━━━━━ RECORDS PROVIDED ━━━━━
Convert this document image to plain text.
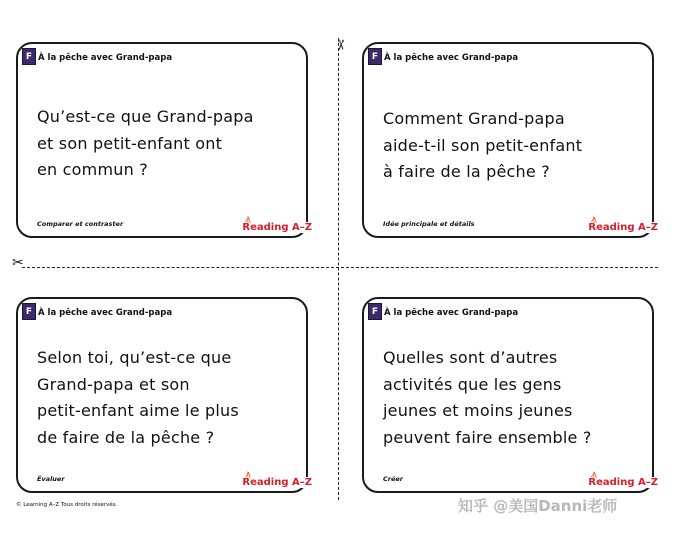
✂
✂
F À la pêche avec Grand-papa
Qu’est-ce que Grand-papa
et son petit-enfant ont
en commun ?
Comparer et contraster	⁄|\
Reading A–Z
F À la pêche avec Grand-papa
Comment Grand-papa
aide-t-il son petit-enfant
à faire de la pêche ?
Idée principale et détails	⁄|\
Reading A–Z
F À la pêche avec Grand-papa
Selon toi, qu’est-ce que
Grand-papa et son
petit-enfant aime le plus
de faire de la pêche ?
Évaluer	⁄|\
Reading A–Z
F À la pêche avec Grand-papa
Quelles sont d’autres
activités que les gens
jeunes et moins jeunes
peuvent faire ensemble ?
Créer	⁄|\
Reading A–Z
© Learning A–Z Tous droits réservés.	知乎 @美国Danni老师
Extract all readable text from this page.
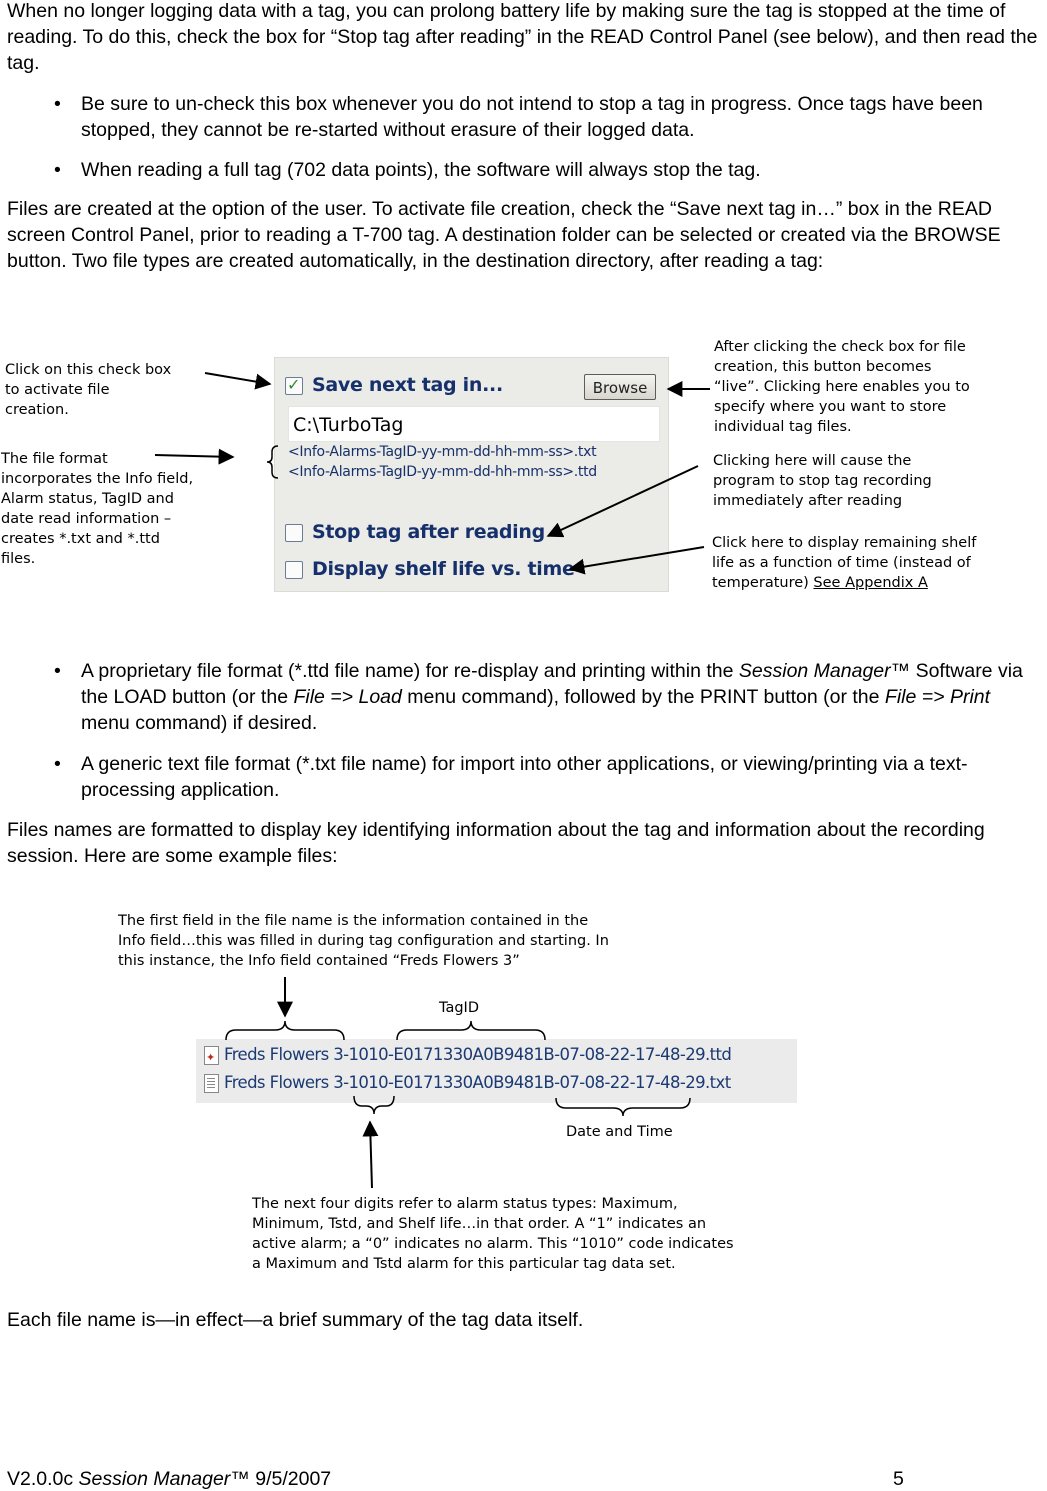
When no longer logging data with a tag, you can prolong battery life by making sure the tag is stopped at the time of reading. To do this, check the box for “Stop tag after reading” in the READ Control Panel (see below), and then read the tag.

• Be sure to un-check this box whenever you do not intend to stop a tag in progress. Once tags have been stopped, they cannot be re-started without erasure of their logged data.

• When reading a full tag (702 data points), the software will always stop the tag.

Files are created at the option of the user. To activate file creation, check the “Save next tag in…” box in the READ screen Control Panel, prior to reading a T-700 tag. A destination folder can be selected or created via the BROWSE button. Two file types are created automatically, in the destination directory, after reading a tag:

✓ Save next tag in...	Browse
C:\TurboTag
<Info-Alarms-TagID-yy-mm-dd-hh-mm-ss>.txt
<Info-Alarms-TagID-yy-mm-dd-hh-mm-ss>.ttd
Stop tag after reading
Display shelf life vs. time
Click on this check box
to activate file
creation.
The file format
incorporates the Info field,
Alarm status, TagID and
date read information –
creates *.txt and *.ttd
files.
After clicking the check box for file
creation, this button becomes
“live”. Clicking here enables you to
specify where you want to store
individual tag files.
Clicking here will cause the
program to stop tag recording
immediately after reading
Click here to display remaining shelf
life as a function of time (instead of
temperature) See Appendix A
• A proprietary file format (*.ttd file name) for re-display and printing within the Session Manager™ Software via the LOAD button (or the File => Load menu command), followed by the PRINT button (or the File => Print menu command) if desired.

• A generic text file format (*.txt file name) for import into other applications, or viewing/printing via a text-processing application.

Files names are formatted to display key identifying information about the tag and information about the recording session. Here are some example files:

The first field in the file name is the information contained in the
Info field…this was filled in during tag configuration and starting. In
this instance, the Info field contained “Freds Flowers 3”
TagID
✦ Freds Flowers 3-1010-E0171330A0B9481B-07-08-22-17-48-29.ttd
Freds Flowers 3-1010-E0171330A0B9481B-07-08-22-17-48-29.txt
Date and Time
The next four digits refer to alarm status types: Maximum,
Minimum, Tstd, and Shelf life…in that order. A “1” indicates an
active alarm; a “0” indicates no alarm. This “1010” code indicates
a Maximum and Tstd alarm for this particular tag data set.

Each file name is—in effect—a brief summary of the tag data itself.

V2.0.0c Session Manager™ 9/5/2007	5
━━━━━
#### WRITTEN PROBLEM:
Find the string "petit" in the listing and return every line that holds it.

#### RESULT FOR THIS TASK:
et son petit-enfant ont
aide-t-il son petit-enfant
petit-enfant aime le plus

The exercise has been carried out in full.